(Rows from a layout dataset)
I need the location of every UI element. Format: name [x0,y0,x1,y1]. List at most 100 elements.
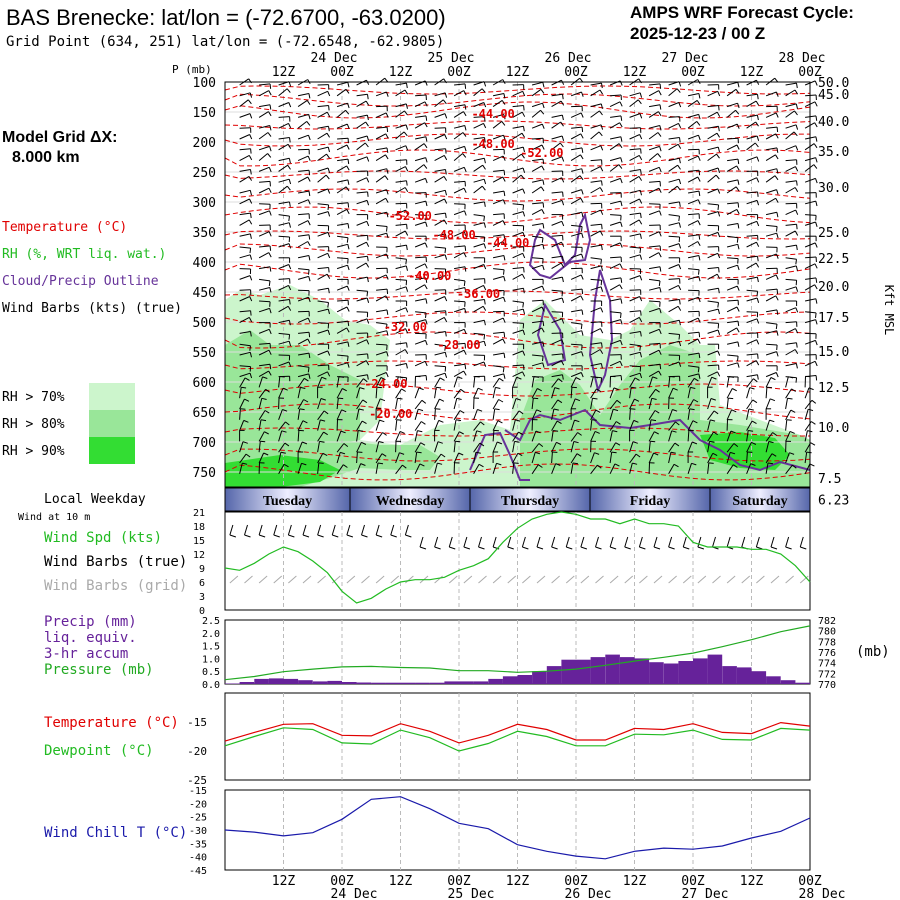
model-grid-value: 8.000 km [12,149,80,166]
wind-barb [483,102,487,108]
wind-barb [269,266,272,272]
pressure-tick-label: 650 [193,406,216,421]
wind-barb [463,111,467,117]
temperature-legend: Temperature (°C) [44,715,179,731]
wind-barb [414,177,426,183]
wind-barb [795,363,798,369]
wind-barb [243,419,249,423]
wind-barb [258,166,270,172]
wind-barb [444,254,448,260]
wind-barb [711,376,717,380]
surface-wind-barb [302,524,307,536]
wind-barb [609,284,620,291]
wind-barb [356,114,368,118]
wind-barb [453,231,465,237]
top-time-label: 12Z [272,65,296,80]
wind-barb [453,410,461,421]
wind-barb [717,232,721,238]
wind-tick-label: 9 [199,564,205,575]
temperature-isotherm [224,170,811,180]
wind-barb [297,430,300,442]
wind-barb [366,200,370,206]
wind-barb [609,177,621,183]
wind-barb [559,142,564,148]
wind-barb [570,441,575,453]
wind-barb [473,264,484,270]
wind-barb [785,265,797,270]
wind-barb [363,378,368,383]
wind-barb [346,165,350,171]
wind-barb [444,92,448,98]
wind-barb [746,255,758,259]
wind-barb [717,253,721,259]
wind-barb [687,373,699,378]
temperature-tick-label: -15 [187,716,207,729]
pressure-tick-label: 350 [193,226,216,241]
wind-barb [746,420,753,431]
precip-tick-label: 1.5 [202,642,220,653]
wind-barb [648,153,658,161]
wind-barb [765,377,772,388]
wind-barb [492,338,504,345]
wind-barb [297,155,309,162]
wind-barb [473,305,484,313]
wind-barb [580,324,583,330]
wind-barb [278,305,289,313]
precip-bar [766,676,781,684]
surface-wind-barb [332,534,339,538]
wind-barb [775,324,778,330]
wind-barb [696,121,701,126]
wind-barb [639,134,643,140]
surface-wind-barb [244,534,251,538]
wind-barb [785,103,797,108]
isotherm-label: -36.00 [457,287,500,301]
wind-barb [609,409,614,420]
wind-barb [629,198,640,205]
wind-barb [414,242,426,248]
wind-barb [356,360,367,367]
model-grid-label: Model Grid ΔX: [2,129,118,146]
wind-barb [551,399,559,410]
wind-barb [521,111,526,117]
wind-barb [814,361,818,367]
temperature-legend: Dewpoint (°C) [44,743,154,759]
wind-barb [385,112,389,118]
pressure-tick-label: 250 [193,166,216,181]
bottom-time-label: 00Z [681,874,705,889]
top-date-label: 24 Dec [311,51,358,66]
wind-barb [542,362,545,368]
temperature-isotherm [224,93,811,107]
wind-barb [746,353,758,356]
wind-barb [649,104,661,108]
wind-barb [601,83,603,89]
wind-barb [668,305,679,313]
wind-barb [278,387,284,399]
wind-barb [454,342,466,345]
wind-barb [444,248,447,254]
wind-barb [259,363,271,367]
precip-bar [459,681,474,684]
wind-barb [620,178,623,184]
wind-tick-label: 3 [199,592,205,603]
wind-barb [785,230,796,237]
wind-barb [303,399,309,403]
wind-barb [518,431,523,436]
wind-barb [726,388,733,399]
wind-barb [756,277,759,283]
wind-barb [434,212,446,216]
wind-barb [687,113,699,118]
wind-barb [346,123,350,129]
wind-barb [726,341,739,345]
wind-barb [639,233,642,239]
wind-barb [414,421,422,431]
wind-barb [775,295,779,301]
wind-barb [356,220,367,226]
wind-barb [473,178,485,183]
wind-barb [405,124,409,130]
wind-barb [258,90,270,97]
wind-barb [581,91,584,97]
wind-barb [297,378,305,388]
wind-barb [659,83,662,89]
wind-barb [787,397,793,400]
wind-barb [453,145,465,151]
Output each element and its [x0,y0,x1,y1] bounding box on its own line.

# Given exercise
Return every line above unchanged, but omit the pictures.

# The completed task
I need the location of every UI element. Format: name [x0,y0,x1,y1]. List at most 100 elements.
model-grid-value: 8.000 km [12,149,80,166]
wind-barb [483,102,487,108]
wind-barb [269,266,272,272]
pressure-tick-label: 650 [193,406,216,421]
wind-barb [463,111,467,117]
temperature-legend: Temperature (°C) [44,715,179,731]
wind-barb [414,177,426,183]
wind-barb [795,363,798,369]
wind-barb [243,419,249,423]
wind-barb [258,166,270,172]
wind-barb [444,254,448,260]
wind-barb [711,376,717,380]
surface-wind-barb [302,524,307,536]
wind-barb [609,284,620,291]
wind-barb [356,114,368,118]
wind-barb [453,231,465,237]
top-time-label: 12Z [272,65,296,80]
wind-barb [453,410,461,421]
wind-barb [717,232,721,238]
wind-tick-label: 9 [199,564,205,575]
temperature-isotherm [224,170,811,180]
wind-barb [297,430,300,442]
wind-barb [366,200,370,206]
wind-barb [609,177,621,183]
wind-barb [559,142,564,148]
wind-barb [570,441,575,453]
wind-barb [473,264,484,270]
wind-barb [785,265,797,270]
wind-barb [363,378,368,383]
wind-barb [346,165,350,171]
wind-barb [444,92,448,98]
wind-barb [746,255,758,259]
wind-barb [717,253,721,259]
wind-barb [687,373,699,378]
temperature-tick-label: -15 [187,716,207,729]
pressure-tick-label: 350 [193,226,216,241]
wind-barb [746,420,753,431]
precip-tick-label: 1.5 [202,642,220,653]
wind-barb [648,153,658,161]
wind-barb [765,377,772,388]
wind-barb [492,338,504,345]
wind-barb [297,155,309,162]
wind-barb [473,305,484,313]
wind-barb [580,324,583,330]
wind-barb [278,305,289,313]
precip-bar [766,676,781,684]
surface-wind-barb [332,534,339,538]
wind-barb [775,324,778,330]
wind-barb [696,121,701,126]
wind-barb [639,134,643,140]
surface-wind-barb [244,534,251,538]
wind-barb [785,103,797,108]
isotherm-label: -36.00 [457,287,500,301]
wind-barb [609,409,614,420]
wind-barb [629,198,640,205]
wind-barb [414,242,426,248]
wind-barb [356,360,367,367]
model-grid-label: Model Grid ΔX: [2,129,118,146]
wind-barb [551,399,559,410]
wind-barb [521,111,526,117]
wind-barb [814,361,818,367]
temperature-legend: Dewpoint (°C) [44,743,154,759]
wind-barb [385,112,389,118]
pressure-tick-label: 250 [193,166,216,181]
bottom-time-label: 00Z [681,874,705,889]
top-date-label: 24 Dec [311,51,358,66]
wind-barb [542,362,545,368]
temperature-isotherm [224,93,811,107]
wind-barb [746,353,758,356]
wind-barb [649,104,661,108]
wind-barb [601,83,603,89]
wind-barb [668,305,679,313]
wind-barb [278,387,284,399]
wind-barb [454,342,466,345]
wind-barb [444,248,447,254]
wind-barb [259,363,271,367]
precip-bar [459,681,474,684]
wind-barb [620,178,623,184]
wind-tick-label: 3 [199,592,205,603]
wind-barb [785,230,796,237]
wind-barb [303,399,309,403]
wind-barb [518,431,523,436]
wind-barb [726,388,733,399]
wind-barb [756,277,759,283]
wind-barb [434,212,446,216]
wind-barb [687,113,699,118]
wind-barb [346,123,350,129]
wind-barb [726,341,739,345]
wind-barb [639,233,642,239]
wind-barb [414,421,422,431]
wind-barb [775,295,779,301]
wind-barb [356,220,367,226]
wind-barb [473,178,485,183]
wind-barb [405,124,409,130]
wind-barb [258,90,270,97]
wind-barb [581,91,584,97]
wind-barb [297,378,305,388]
wind-barb [659,83,662,89]
wind-barb [787,397,793,400]
wind-barb [453,145,465,151]
Output each element and its [x0,y0,x1,y1] bounding box on its own line.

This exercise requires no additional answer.